Filter for the word "Corrected" and keep each matching line.

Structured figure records
§ §
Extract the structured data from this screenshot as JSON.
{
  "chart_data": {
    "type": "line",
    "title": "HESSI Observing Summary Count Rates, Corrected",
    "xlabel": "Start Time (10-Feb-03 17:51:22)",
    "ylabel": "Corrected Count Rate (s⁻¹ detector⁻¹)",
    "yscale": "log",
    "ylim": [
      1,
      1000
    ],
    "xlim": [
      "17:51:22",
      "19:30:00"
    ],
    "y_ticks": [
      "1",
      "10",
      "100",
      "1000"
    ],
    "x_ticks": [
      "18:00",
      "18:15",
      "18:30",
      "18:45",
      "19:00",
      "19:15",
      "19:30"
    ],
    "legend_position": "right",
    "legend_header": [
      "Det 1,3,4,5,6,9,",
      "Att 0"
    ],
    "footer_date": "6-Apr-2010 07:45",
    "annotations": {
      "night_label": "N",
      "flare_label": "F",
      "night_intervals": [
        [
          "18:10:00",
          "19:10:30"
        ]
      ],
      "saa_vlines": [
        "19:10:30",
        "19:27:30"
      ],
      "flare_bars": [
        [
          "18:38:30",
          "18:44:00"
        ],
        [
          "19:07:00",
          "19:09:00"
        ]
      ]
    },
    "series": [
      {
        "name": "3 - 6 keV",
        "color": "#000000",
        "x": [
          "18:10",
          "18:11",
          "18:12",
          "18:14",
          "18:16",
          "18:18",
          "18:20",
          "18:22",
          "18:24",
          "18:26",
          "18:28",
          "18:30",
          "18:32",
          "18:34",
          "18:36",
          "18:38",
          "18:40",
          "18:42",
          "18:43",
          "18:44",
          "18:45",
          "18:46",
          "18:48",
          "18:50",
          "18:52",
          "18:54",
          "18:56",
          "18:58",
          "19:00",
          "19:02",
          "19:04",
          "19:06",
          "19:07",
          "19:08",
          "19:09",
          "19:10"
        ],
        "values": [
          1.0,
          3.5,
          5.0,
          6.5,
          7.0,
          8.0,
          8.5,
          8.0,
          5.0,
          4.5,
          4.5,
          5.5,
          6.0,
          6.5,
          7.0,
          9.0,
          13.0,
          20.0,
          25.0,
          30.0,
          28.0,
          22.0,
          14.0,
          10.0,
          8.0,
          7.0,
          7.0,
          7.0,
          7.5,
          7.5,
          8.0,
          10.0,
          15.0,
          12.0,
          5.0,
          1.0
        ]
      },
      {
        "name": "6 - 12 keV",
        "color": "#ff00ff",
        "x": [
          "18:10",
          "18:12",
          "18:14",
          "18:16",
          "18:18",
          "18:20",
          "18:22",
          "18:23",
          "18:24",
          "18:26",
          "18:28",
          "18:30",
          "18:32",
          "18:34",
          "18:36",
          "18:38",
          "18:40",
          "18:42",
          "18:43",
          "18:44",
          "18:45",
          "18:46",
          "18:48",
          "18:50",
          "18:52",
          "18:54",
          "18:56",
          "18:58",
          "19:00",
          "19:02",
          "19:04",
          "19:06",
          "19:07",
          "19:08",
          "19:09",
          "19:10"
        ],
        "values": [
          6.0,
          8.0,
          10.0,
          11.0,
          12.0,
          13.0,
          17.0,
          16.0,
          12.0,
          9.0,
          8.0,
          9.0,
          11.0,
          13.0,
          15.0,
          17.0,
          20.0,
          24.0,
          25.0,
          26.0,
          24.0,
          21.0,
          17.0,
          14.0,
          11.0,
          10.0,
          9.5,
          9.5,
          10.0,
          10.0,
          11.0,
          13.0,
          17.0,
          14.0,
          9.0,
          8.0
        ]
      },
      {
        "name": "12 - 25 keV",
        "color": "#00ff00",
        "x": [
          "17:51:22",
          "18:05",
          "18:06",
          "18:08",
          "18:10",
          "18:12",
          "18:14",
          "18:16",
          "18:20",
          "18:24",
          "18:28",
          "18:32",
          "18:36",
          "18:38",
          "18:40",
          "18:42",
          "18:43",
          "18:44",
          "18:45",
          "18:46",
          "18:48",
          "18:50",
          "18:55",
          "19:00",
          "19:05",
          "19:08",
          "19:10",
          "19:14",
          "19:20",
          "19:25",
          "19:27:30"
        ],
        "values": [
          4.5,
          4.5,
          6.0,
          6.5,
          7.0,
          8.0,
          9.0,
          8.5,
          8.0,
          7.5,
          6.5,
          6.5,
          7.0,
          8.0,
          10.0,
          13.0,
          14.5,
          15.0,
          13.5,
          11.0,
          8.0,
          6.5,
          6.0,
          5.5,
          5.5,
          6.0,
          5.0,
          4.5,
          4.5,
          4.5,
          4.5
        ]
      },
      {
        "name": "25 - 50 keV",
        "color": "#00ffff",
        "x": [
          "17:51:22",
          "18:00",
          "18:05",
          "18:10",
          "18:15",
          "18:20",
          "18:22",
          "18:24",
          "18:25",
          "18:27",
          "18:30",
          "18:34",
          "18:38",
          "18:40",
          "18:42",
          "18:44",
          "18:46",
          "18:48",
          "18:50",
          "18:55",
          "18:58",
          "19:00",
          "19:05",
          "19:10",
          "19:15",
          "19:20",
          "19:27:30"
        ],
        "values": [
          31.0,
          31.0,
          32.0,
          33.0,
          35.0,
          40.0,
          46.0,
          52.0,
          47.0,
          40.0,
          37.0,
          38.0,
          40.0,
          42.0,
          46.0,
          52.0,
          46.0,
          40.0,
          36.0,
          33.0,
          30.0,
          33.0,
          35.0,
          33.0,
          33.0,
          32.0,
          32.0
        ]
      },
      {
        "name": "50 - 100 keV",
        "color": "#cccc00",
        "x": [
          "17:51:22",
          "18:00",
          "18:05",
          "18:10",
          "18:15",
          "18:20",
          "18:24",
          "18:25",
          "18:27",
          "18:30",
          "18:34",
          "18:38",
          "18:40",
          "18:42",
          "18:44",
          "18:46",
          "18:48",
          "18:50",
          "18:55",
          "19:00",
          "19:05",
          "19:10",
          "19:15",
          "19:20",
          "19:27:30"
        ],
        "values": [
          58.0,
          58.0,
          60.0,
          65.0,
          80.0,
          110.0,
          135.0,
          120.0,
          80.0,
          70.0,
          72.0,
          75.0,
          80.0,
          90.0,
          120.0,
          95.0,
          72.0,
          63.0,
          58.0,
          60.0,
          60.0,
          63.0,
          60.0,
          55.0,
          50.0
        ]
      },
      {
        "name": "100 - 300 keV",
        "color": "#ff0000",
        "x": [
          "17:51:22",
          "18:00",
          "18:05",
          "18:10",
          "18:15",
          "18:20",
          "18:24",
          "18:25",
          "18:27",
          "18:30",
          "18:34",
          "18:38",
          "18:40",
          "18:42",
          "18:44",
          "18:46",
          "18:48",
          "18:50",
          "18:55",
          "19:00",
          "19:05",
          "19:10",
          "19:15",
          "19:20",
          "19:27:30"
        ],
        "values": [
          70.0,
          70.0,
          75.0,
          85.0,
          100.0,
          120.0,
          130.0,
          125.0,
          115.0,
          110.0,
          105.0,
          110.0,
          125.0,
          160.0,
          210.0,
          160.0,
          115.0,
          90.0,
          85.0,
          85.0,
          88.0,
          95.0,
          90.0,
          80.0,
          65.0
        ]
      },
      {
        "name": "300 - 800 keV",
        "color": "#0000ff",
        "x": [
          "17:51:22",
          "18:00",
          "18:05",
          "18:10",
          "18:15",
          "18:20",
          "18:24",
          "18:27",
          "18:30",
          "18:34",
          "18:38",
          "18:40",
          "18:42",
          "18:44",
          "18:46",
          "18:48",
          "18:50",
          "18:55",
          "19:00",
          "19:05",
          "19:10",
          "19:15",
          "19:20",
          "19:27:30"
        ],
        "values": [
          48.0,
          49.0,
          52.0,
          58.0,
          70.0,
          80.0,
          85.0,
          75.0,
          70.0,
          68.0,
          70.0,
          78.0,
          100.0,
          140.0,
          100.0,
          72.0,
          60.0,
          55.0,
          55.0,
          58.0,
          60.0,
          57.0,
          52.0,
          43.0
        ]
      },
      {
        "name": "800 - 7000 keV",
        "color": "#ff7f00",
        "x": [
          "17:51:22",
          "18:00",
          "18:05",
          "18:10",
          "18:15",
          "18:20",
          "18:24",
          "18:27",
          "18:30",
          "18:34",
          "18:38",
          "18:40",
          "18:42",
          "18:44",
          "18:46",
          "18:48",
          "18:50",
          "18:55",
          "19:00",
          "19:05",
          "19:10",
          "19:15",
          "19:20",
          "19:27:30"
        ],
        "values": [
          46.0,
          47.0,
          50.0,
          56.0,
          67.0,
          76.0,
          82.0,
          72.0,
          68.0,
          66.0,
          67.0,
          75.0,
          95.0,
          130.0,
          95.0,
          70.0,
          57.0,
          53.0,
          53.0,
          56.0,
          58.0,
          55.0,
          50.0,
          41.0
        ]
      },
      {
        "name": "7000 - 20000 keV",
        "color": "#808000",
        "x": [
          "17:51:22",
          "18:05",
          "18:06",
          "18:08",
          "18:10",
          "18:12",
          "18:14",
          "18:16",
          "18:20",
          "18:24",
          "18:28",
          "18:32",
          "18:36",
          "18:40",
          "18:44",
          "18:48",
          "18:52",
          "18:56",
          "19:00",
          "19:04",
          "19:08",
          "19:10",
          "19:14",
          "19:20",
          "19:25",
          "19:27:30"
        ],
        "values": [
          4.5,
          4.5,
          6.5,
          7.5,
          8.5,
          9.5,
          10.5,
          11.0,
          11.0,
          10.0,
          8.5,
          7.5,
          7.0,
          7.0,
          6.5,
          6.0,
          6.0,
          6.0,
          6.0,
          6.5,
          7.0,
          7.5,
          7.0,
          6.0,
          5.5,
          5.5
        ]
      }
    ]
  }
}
§ §
PROBLEM SOLUTION:
    "title": "HESSI Observing Summary Count Rates, Corrected",
    "ylabel": "Corrected Count Rate (s⁻¹ detector⁻¹)",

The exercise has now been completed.